There is a lot going on in Xoftex, not all of it coherent or engaging. One sporadic subplot concerns the residents plotting retribution against a knife-wielding maniac who terrorises the camp on a daily basis. Another concerns people-smuggling gangs charging residents for helping them flee Greece for the Balkans by dangling underneath passing trains, with only a metal saucepan lid as protection from lethal flying stones. In a more conventionally structured film, these events would have gripping emotional power, but Neshe’s haphazard approach to plotting and character dilutes any dramatic momentum.

One of the film’s more esoteric motifs is a recurring reference to the “Casimir effect”, a theory from quantum physics which seeks to explain the mysterious attractive forces generated between objects in a vacuum, typically two parallels metal plates or mirrors. How this relates to the main refugee drama is not clear, unless as some kind of opaque metaphor. In the final section, Nasser appears to get his wish to settle in Sweden, where his sister already lives. But this chapter is the most surreal in the film, full of dreamlike visuals and jarring temporal shifts, leaving viewers with no clear narrative resolution.

__Exercise goal__: Return the stretch of the Xoftex review starting with "There is a lot" and going on through "any dramatic momentum.", copied word for word.

__Information given__:
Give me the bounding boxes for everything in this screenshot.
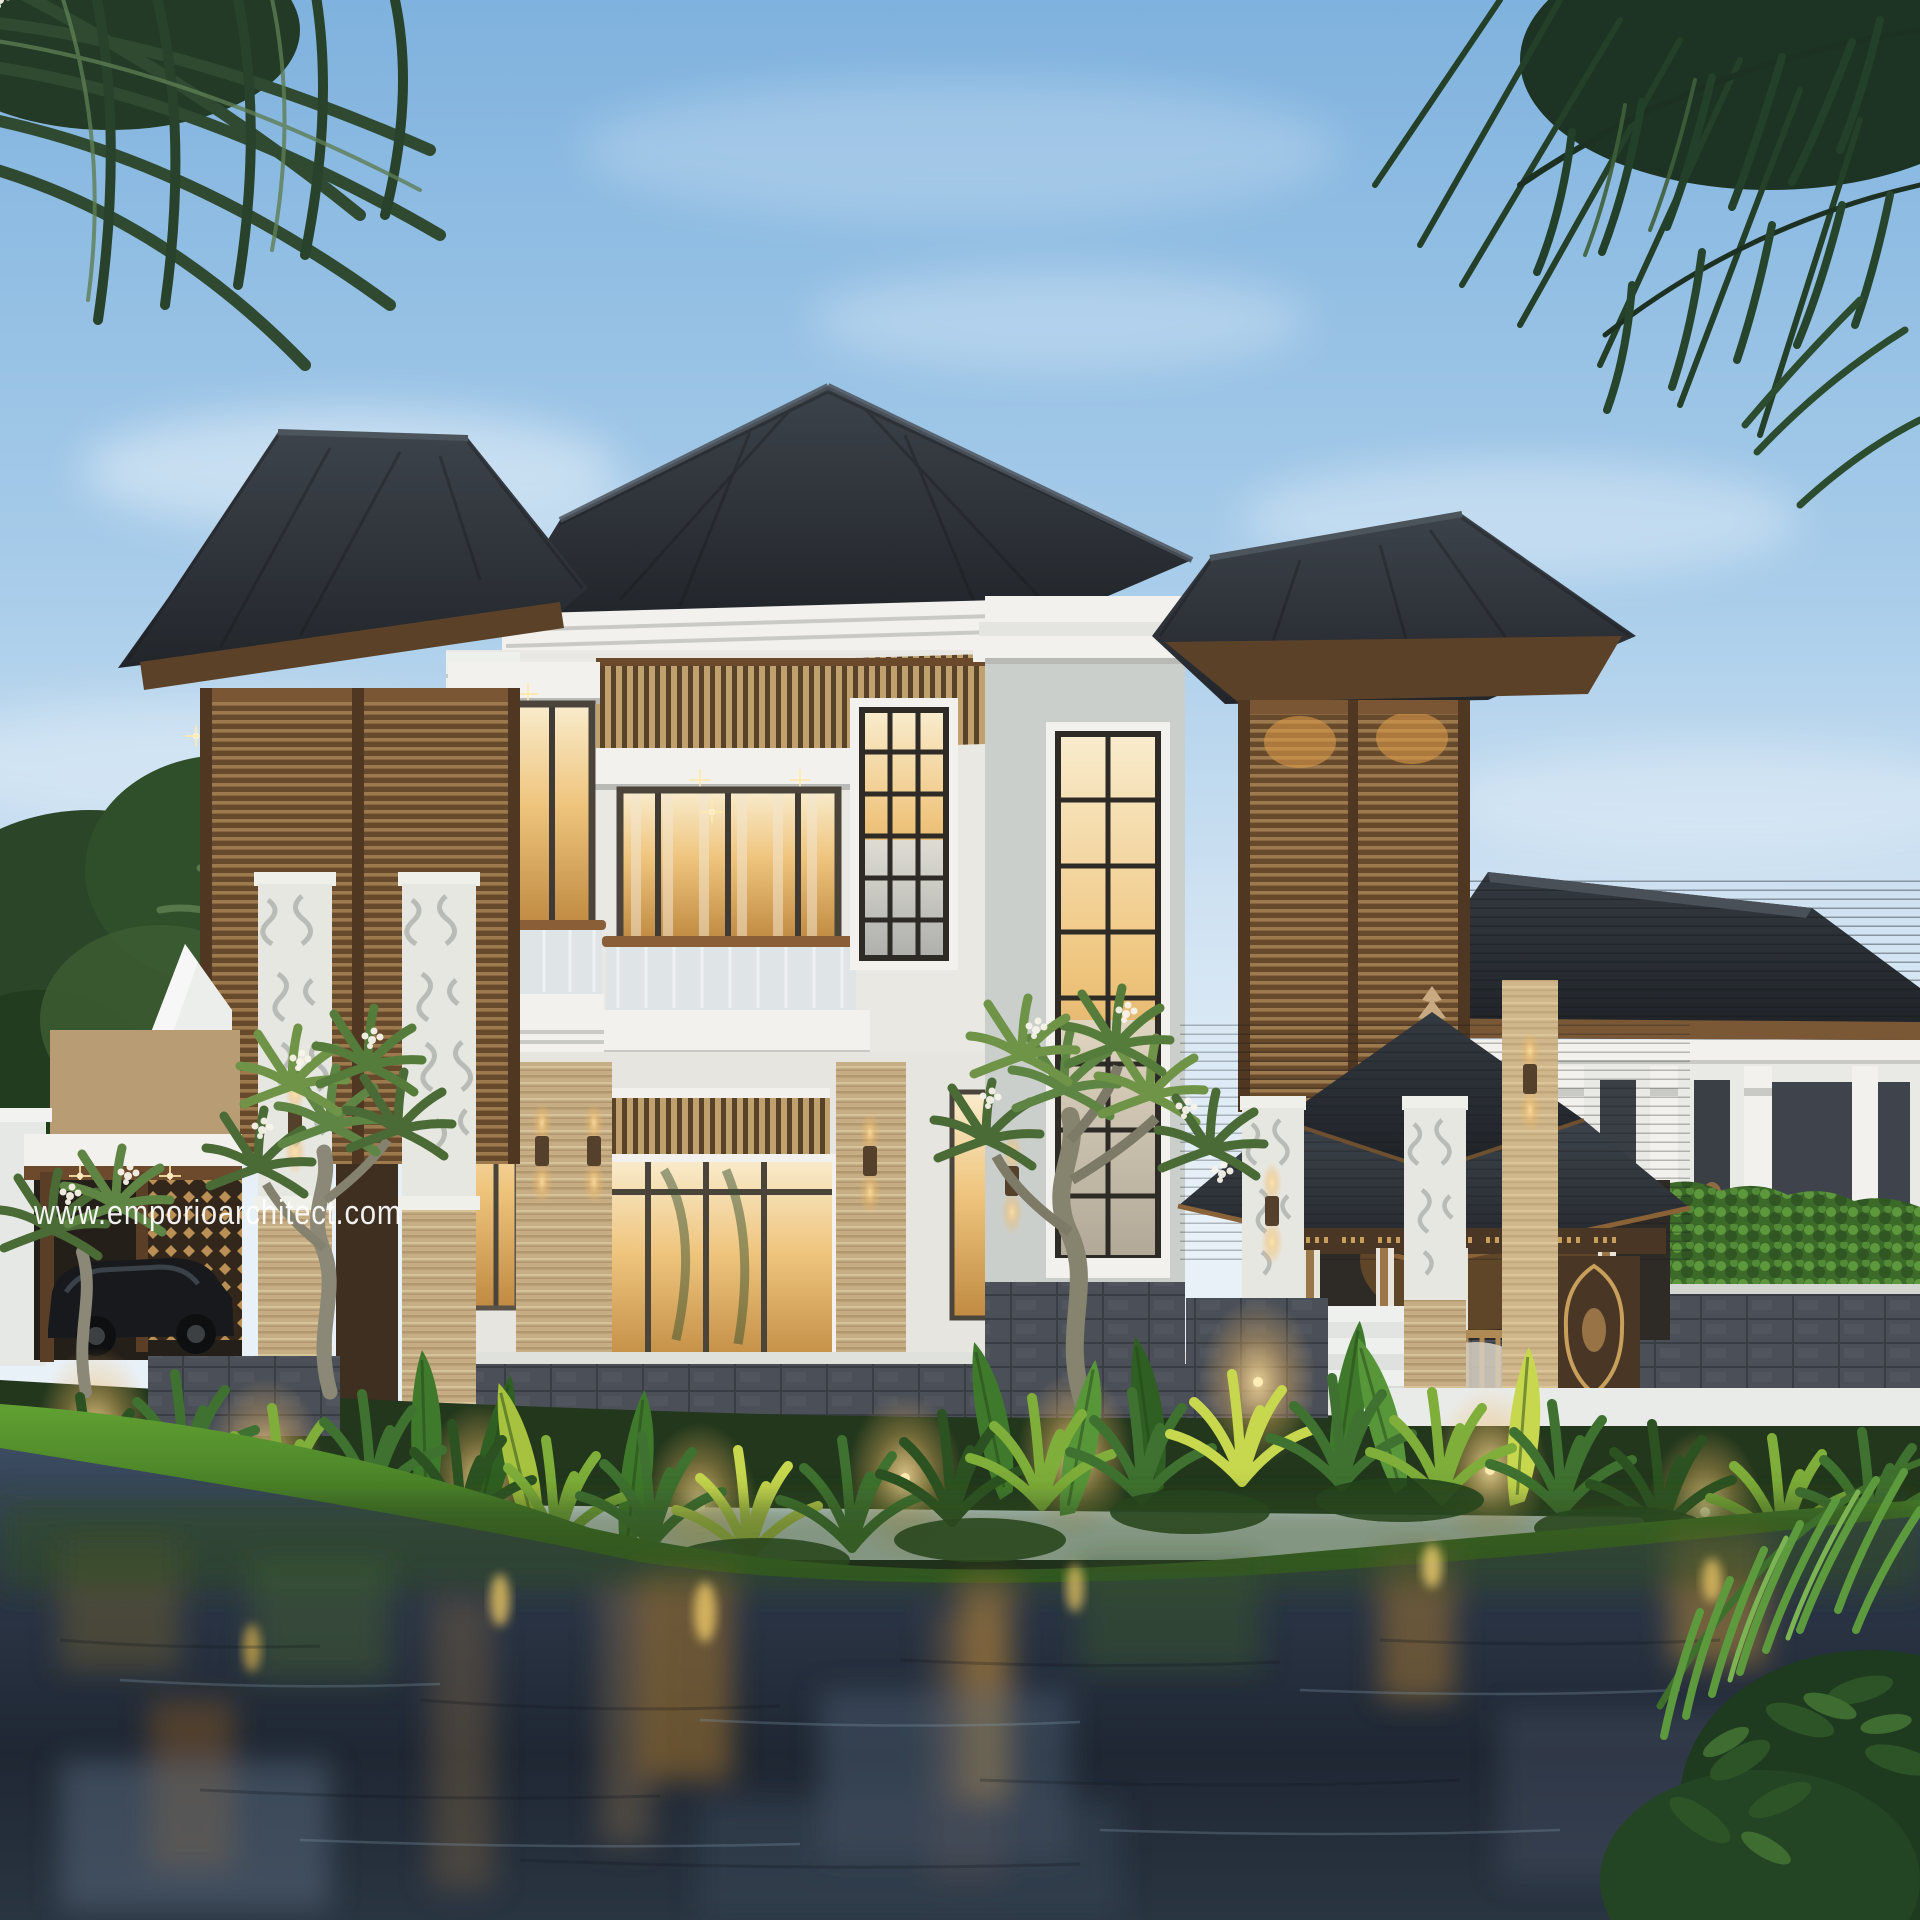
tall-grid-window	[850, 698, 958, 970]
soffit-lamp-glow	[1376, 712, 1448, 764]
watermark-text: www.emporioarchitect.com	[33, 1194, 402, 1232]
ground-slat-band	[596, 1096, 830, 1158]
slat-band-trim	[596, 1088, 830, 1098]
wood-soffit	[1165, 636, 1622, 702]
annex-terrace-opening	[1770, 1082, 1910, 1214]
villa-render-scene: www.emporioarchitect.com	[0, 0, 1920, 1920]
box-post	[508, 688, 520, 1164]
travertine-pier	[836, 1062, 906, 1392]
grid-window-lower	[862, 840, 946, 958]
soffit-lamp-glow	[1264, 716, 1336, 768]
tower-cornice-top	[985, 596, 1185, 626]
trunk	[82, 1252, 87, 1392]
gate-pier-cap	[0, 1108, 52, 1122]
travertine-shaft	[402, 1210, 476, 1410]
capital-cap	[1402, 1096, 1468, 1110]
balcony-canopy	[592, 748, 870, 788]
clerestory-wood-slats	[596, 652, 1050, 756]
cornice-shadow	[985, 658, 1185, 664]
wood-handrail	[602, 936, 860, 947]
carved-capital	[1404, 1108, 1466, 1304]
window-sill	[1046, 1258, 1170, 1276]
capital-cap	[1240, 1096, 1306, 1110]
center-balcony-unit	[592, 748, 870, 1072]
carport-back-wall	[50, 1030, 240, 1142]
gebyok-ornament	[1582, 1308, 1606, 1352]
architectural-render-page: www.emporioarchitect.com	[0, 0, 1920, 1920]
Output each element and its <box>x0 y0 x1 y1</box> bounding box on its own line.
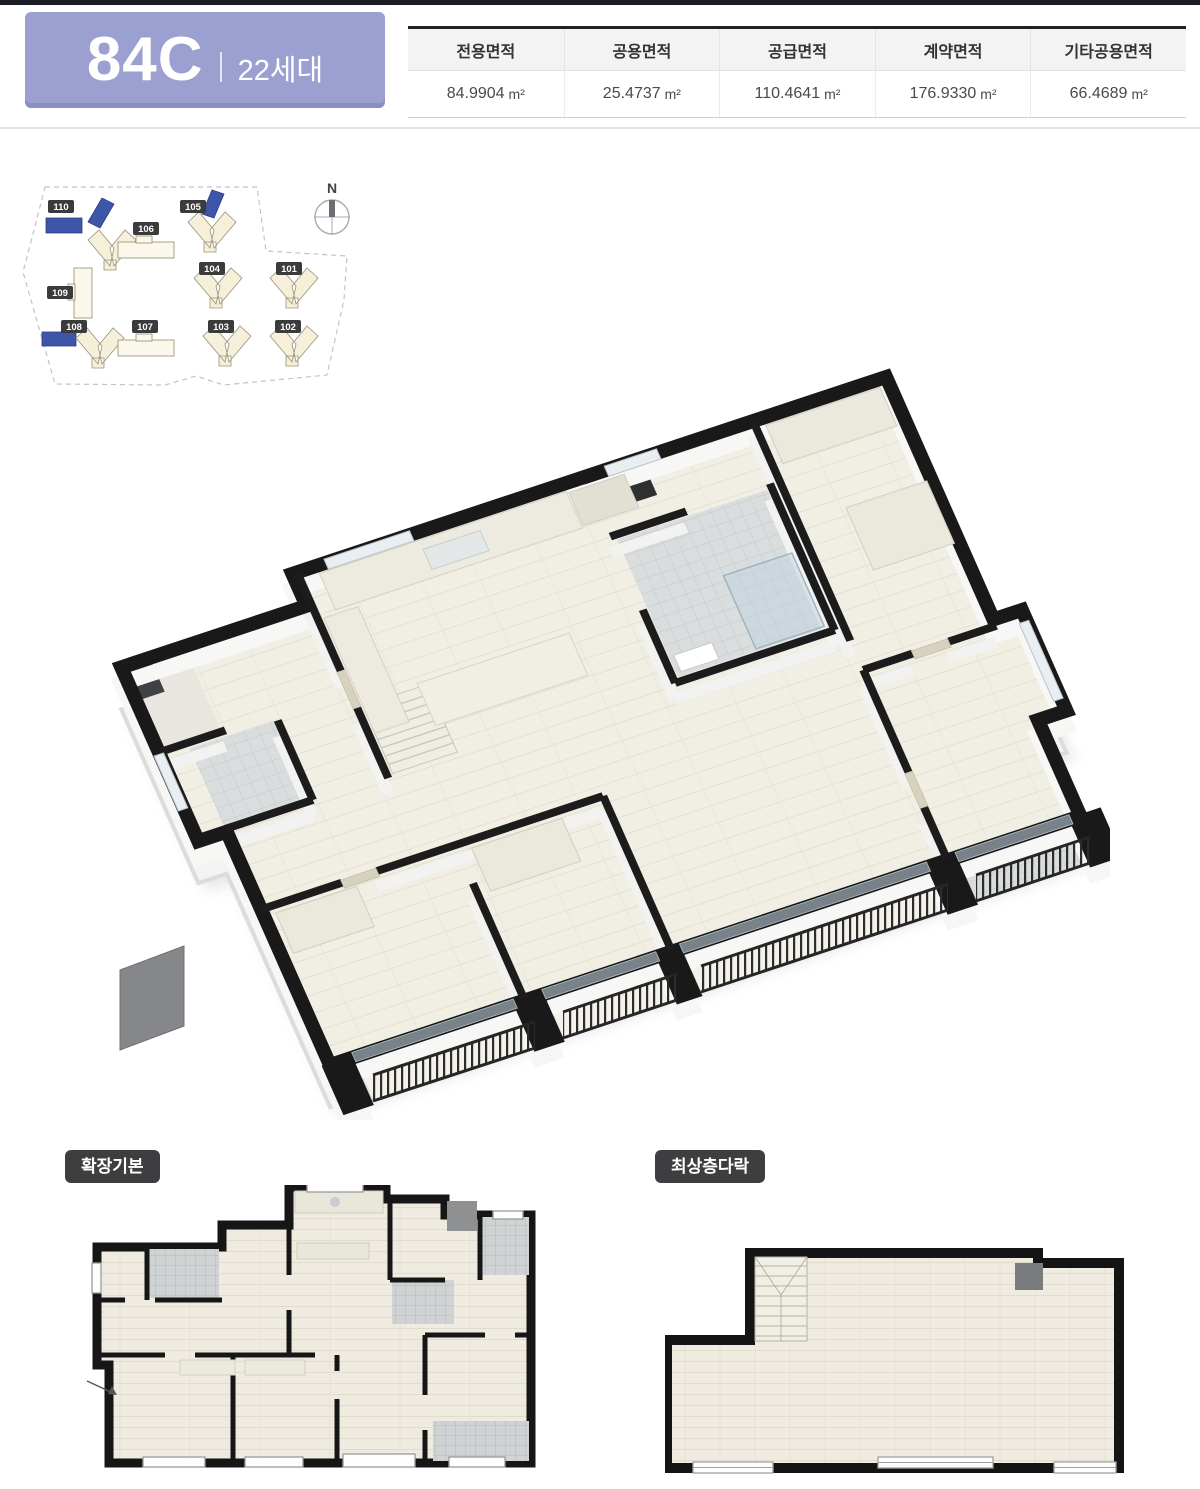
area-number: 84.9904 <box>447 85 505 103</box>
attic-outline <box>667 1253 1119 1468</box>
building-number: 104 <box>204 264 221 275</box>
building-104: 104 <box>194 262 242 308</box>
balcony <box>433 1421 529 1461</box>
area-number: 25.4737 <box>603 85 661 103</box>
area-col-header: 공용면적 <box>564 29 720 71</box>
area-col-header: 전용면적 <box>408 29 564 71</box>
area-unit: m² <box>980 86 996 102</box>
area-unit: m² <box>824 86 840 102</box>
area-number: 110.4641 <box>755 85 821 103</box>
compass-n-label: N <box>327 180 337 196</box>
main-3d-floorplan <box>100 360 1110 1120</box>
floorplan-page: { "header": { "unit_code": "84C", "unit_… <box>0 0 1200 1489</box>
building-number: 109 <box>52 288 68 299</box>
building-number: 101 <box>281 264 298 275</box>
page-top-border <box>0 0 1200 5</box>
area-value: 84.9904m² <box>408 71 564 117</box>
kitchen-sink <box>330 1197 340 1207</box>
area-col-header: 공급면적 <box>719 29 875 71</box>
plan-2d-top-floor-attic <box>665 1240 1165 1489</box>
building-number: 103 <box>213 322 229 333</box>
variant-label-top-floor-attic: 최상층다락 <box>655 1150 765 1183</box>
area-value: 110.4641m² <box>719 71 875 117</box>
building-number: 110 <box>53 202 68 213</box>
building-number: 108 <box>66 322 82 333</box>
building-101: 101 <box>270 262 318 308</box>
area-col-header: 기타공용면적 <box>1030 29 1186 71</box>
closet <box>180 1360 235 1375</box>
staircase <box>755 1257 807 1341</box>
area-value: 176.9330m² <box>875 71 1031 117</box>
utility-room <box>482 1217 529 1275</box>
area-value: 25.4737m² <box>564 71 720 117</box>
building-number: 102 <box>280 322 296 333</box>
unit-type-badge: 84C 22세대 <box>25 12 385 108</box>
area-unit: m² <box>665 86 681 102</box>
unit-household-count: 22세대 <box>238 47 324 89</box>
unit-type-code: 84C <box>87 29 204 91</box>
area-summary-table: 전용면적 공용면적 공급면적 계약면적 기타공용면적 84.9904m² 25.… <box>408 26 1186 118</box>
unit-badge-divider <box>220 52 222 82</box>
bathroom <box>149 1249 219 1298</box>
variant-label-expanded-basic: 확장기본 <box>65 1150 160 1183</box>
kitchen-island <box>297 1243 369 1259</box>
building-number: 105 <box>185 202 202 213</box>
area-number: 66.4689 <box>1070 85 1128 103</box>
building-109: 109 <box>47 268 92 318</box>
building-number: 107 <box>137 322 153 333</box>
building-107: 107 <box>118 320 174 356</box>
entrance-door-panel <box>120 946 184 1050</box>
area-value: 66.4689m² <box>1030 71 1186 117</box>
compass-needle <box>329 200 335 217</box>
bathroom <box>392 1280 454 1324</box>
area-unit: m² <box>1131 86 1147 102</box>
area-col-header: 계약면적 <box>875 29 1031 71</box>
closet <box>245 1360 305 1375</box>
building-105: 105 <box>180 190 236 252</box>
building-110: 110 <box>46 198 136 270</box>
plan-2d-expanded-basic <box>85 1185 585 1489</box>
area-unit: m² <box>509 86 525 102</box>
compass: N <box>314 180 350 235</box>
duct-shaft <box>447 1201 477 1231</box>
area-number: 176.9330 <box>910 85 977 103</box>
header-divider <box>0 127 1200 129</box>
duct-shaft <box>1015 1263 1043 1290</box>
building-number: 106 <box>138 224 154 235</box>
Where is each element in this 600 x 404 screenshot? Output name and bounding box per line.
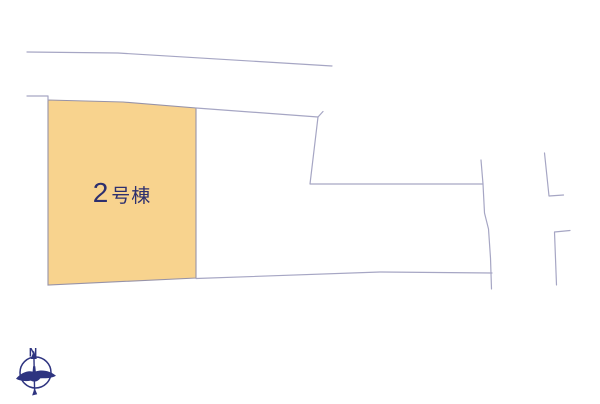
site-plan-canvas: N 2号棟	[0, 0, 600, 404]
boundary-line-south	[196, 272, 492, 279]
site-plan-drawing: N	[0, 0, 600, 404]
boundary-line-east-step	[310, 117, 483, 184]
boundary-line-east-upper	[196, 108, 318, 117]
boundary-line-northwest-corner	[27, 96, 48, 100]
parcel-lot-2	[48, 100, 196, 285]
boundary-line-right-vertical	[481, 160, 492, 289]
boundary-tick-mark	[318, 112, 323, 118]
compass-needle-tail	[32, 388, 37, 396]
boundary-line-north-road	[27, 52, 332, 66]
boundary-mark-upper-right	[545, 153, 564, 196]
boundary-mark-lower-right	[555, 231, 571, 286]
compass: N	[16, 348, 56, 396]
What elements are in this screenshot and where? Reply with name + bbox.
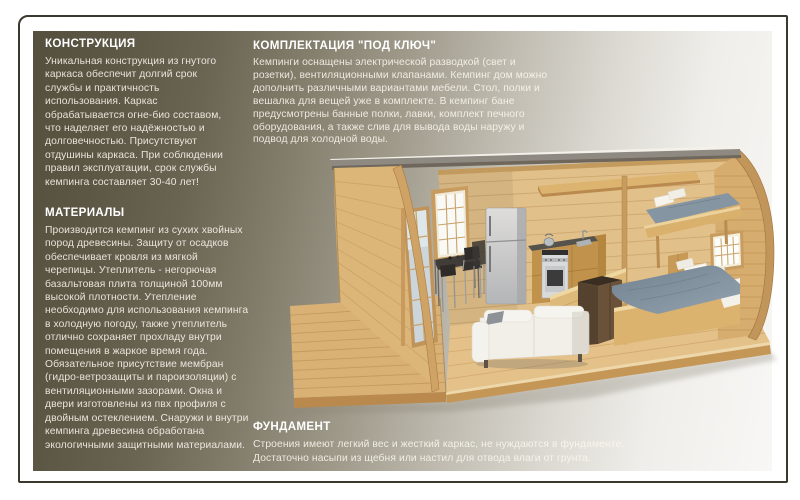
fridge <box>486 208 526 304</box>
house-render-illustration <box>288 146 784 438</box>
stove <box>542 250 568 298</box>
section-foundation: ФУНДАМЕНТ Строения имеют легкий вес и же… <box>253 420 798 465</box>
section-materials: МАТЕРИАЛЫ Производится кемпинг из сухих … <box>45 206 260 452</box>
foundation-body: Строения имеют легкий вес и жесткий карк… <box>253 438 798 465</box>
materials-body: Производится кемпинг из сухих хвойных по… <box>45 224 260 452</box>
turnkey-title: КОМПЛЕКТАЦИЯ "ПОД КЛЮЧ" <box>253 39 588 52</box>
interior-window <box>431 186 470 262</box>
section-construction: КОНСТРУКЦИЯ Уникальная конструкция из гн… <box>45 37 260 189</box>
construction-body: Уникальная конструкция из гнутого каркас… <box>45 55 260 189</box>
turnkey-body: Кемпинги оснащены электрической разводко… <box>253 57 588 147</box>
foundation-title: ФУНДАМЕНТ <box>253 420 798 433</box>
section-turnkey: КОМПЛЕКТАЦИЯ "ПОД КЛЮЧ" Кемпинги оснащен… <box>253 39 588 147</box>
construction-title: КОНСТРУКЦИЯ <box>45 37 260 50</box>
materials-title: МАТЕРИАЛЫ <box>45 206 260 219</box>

__Written response__:
There is a lot going on in Xoftex, not all of it coherent or engaging. One sporadic subplot concerns the residents plotting retribution against a knife-wielding maniac who terrorises the camp on a daily basis. Another concerns people-smuggling gangs charging residents for helping them flee Greece for the Balkans by dangling underneath passing trains, with only a metal saucepan lid as protection from lethal flying stones. In a more conventionally structured film, these events would have gripping emotional power, but Neshe’s haphazard approach to plotting and character dilutes any dramatic momentum.